**The request:**
Copy all of the material exactly. Pictures are not to appear in the copy.

**Records that describe figures:**

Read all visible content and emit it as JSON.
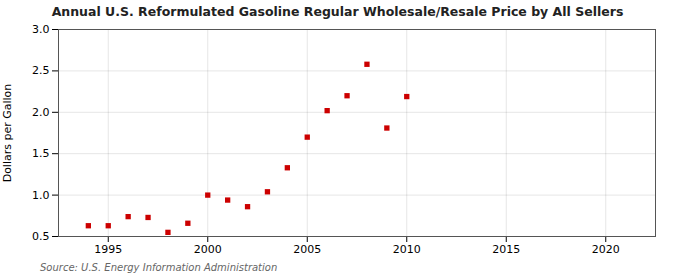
{
  "chart_data": {
    "type": "scatter",
    "title": "Annual U.S. Reformulated Gasoline Regular Wholesale/Resale Price by All Sellers",
    "ylabel": "Dollars per Gallon",
    "annotations": [
      "Source: U.S. Energy Information Administration"
    ],
    "x": [
      1994,
      1995,
      1996,
      1997,
      1998,
      1999,
      2000,
      2001,
      2002,
      2003,
      2004,
      2005,
      2006,
      2007,
      2008,
      2009,
      2010
    ],
    "values": [
      0.63,
      0.63,
      0.74,
      0.73,
      0.55,
      0.66,
      1.0,
      0.94,
      0.86,
      1.04,
      1.33,
      1.7,
      2.02,
      2.2,
      2.58,
      1.81,
      2.19
    ],
    "color": "#cc0000",
    "marker": "square",
    "xlim": [
      1992.5,
      2022.5
    ],
    "ylim": [
      0.5,
      3.0
    ],
    "xticks": [
      1995,
      2000,
      2005,
      2010,
      2015,
      2020
    ],
    "yticks": [
      0.5,
      {
        "value": 1.0,
        "label": "1.0"
      },
      1.5,
      {
        "value": 2.0,
        "label": "2.0"
      },
      2.5,
      {
        "value": 3.0,
        "label": "3.0"
      }
    ],
    "grid": true
  }
}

**Result of the task:**
Read all visible content and emit it as JSON.
{
  "chart_data": {
    "type": "scatter",
    "title": "Annual U.S. Reformulated Gasoline Regular Wholesale/Resale Price by All Sellers",
    "ylabel": "Dollars per Gallon",
    "annotations": [
      "Source: U.S. Energy Information Administration"
    ],
    "x": [
      1994,
      1995,
      1996,
      1997,
      1998,
      1999,
      2000,
      2001,
      2002,
      2003,
      2004,
      2005,
      2006,
      2007,
      2008,
      2009,
      2010
    ],
    "values": [
      0.63,
      0.63,
      0.74,
      0.73,
      0.55,
      0.66,
      1.0,
      0.94,
      0.86,
      1.04,
      1.33,
      1.7,
      2.02,
      2.2,
      2.58,
      1.81,
      2.19
    ],
    "color": "#cc0000",
    "marker": "square",
    "xlim": [
      1992.5,
      2022.5
    ],
    "ylim": [
      0.5,
      3.0
    ],
    "xticks": [
      1995,
      2000,
      2005,
      2010,
      2015,
      2020
    ],
    "yticks": [
      0.5,
      {
        "value": 1.0,
        "label": "1.0"
      },
      1.5,
      {
        "value": 2.0,
        "label": "2.0"
      },
      2.5,
      {
        "value": 3.0,
        "label": "3.0"
      }
    ],
    "grid": true
  }
}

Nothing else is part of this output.